(WHAT TO WORK ON): Edit the rows below so that every "[interactable]" becomes "[clickable]", with everything else left unchanged.

───── SOURCE RECORDS

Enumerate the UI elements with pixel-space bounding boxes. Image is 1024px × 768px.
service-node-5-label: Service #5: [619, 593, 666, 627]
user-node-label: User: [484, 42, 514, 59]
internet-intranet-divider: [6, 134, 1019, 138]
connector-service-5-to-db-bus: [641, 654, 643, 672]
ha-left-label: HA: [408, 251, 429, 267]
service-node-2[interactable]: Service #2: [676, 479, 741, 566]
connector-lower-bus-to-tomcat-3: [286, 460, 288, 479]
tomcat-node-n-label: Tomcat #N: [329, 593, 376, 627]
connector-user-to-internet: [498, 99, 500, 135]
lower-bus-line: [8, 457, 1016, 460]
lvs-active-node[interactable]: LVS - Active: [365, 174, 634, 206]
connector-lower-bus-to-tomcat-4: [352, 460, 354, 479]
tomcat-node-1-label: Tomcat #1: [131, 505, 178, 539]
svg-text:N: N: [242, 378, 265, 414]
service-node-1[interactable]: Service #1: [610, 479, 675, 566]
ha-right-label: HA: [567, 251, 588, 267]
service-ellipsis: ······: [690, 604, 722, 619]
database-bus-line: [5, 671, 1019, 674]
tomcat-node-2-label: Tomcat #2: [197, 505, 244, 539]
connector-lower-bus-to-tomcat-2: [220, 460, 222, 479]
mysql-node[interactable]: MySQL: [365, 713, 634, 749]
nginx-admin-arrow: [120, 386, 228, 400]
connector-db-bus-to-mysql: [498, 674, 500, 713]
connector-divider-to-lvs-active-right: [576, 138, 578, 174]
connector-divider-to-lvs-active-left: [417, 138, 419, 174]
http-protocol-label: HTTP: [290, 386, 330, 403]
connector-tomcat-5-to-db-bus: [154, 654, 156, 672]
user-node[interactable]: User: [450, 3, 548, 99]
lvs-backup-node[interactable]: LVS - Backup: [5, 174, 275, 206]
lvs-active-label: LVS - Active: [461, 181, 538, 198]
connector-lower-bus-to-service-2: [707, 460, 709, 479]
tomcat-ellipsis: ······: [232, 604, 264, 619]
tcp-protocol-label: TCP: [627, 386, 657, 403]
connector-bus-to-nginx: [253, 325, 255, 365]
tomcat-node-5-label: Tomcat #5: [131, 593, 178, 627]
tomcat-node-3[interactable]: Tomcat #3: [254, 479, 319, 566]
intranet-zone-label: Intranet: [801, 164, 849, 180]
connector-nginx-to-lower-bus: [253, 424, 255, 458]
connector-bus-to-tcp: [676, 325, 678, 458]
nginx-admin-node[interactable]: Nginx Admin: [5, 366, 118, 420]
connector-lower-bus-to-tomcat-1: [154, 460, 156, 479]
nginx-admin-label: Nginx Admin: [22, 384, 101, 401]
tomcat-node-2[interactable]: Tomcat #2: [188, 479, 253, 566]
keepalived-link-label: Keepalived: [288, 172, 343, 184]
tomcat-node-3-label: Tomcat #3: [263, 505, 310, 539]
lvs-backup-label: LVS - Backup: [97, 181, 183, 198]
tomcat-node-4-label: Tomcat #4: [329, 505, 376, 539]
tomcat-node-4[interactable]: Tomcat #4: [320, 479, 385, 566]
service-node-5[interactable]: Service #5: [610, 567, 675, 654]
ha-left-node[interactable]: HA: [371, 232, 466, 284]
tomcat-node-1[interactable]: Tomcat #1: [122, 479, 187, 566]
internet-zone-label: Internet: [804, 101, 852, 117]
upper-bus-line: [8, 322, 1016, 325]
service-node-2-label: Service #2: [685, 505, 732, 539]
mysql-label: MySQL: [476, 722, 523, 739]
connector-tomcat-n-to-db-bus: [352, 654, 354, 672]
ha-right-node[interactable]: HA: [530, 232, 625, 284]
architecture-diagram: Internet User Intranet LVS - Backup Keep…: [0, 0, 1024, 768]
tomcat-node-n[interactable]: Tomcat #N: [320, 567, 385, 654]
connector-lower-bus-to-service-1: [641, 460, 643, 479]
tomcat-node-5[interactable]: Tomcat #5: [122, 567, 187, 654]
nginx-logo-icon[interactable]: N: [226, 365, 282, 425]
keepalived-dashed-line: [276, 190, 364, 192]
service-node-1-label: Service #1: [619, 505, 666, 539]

──────────

(RESULT OF THE EXERCISE):
Enumerate the UI elements with pixel-space bounding boxes. Image is 1024px × 768px.
service-node-5-label: Service #5: [619, 593, 666, 627]
user-node-label: User: [484, 42, 514, 59]
internet-intranet-divider: [6, 134, 1019, 138]
connector-service-5-to-db-bus: [641, 654, 643, 672]
ha-left-label: HA: [408, 251, 429, 267]
service-node-2[clickable]: Service #2: [676, 479, 741, 566]
connector-lower-bus-to-tomcat-3: [286, 460, 288, 479]
tomcat-node-n-label: Tomcat #N: [329, 593, 376, 627]
connector-user-to-internet: [498, 99, 500, 135]
lower-bus-line: [8, 457, 1016, 460]
lvs-active-node[clickable]: LVS - Active: [365, 174, 634, 206]
connector-lower-bus-to-tomcat-4: [352, 460, 354, 479]
tomcat-node-1-label: Tomcat #1: [131, 505, 178, 539]
svg-text:N: N: [242, 378, 265, 414]
service-node-1[clickable]: Service #1: [610, 479, 675, 566]
ha-right-label: HA: [567, 251, 588, 267]
service-ellipsis: ······: [690, 604, 722, 619]
database-bus-line: [5, 671, 1019, 674]
tomcat-node-2-label: Tomcat #2: [197, 505, 244, 539]
connector-lower-bus-to-tomcat-2: [220, 460, 222, 479]
mysql-node[clickable]: MySQL: [365, 713, 634, 749]
nginx-admin-arrow: [120, 386, 228, 400]
connector-db-bus-to-mysql: [498, 674, 500, 713]
connector-divider-to-lvs-active-right: [576, 138, 578, 174]
connector-divider-to-lvs-active-left: [417, 138, 419, 174]
http-protocol-label: HTTP: [290, 386, 330, 403]
connector-tomcat-5-to-db-bus: [154, 654, 156, 672]
user-node[clickable]: User: [450, 3, 548, 99]
lvs-backup-node[clickable]: LVS - Backup: [5, 174, 275, 206]
lvs-active-label: LVS - Active: [461, 181, 538, 198]
connector-lower-bus-to-service-2: [707, 460, 709, 479]
tomcat-ellipsis: ······: [232, 604, 264, 619]
tcp-protocol-label: TCP: [627, 386, 657, 403]
connector-bus-to-nginx: [253, 325, 255, 365]
tomcat-node-5-label: Tomcat #5: [131, 593, 178, 627]
tomcat-node-3[clickable]: Tomcat #3: [254, 479, 319, 566]
intranet-zone-label: Intranet: [801, 164, 849, 180]
connector-nginx-to-lower-bus: [253, 424, 255, 458]
connector-bus-to-tcp: [676, 325, 678, 458]
nginx-admin-node[clickable]: Nginx Admin: [5, 366, 118, 420]
connector-lower-bus-to-tomcat-1: [154, 460, 156, 479]
nginx-admin-label: Nginx Admin: [22, 384, 101, 401]
tomcat-node-2[clickable]: Tomcat #2: [188, 479, 253, 566]
keepalived-link-label: Keepalived: [288, 172, 343, 184]
tomcat-node-3-label: Tomcat #3: [263, 505, 310, 539]
lvs-backup-label: LVS - Backup: [97, 181, 183, 198]
tomcat-node-4-label: Tomcat #4: [329, 505, 376, 539]
tomcat-node-4[clickable]: Tomcat #4: [320, 479, 385, 566]
service-node-5[clickable]: Service #5: [610, 567, 675, 654]
ha-left-node[clickable]: HA: [371, 232, 466, 284]
tomcat-node-1[clickable]: Tomcat #1: [122, 479, 187, 566]
internet-zone-label: Internet: [804, 101, 852, 117]
upper-bus-line: [8, 322, 1016, 325]
service-node-2-label: Service #2: [685, 505, 732, 539]
mysql-label: MySQL: [476, 722, 523, 739]
connector-tomcat-n-to-db-bus: [352, 654, 354, 672]
ha-right-node[clickable]: HA: [530, 232, 625, 284]
architecture-diagram: Internet User Intranet LVS - Backup Keep…: [0, 0, 1024, 768]
tomcat-node-n[clickable]: Tomcat #N: [320, 567, 385, 654]
connector-lower-bus-to-service-1: [641, 460, 643, 479]
tomcat-node-5[clickable]: Tomcat #5: [122, 567, 187, 654]
nginx-logo-icon[clickable]: N: [226, 365, 282, 425]
keepalived-dashed-line: [276, 190, 364, 192]
service-node-1-label: Service #1: [619, 505, 666, 539]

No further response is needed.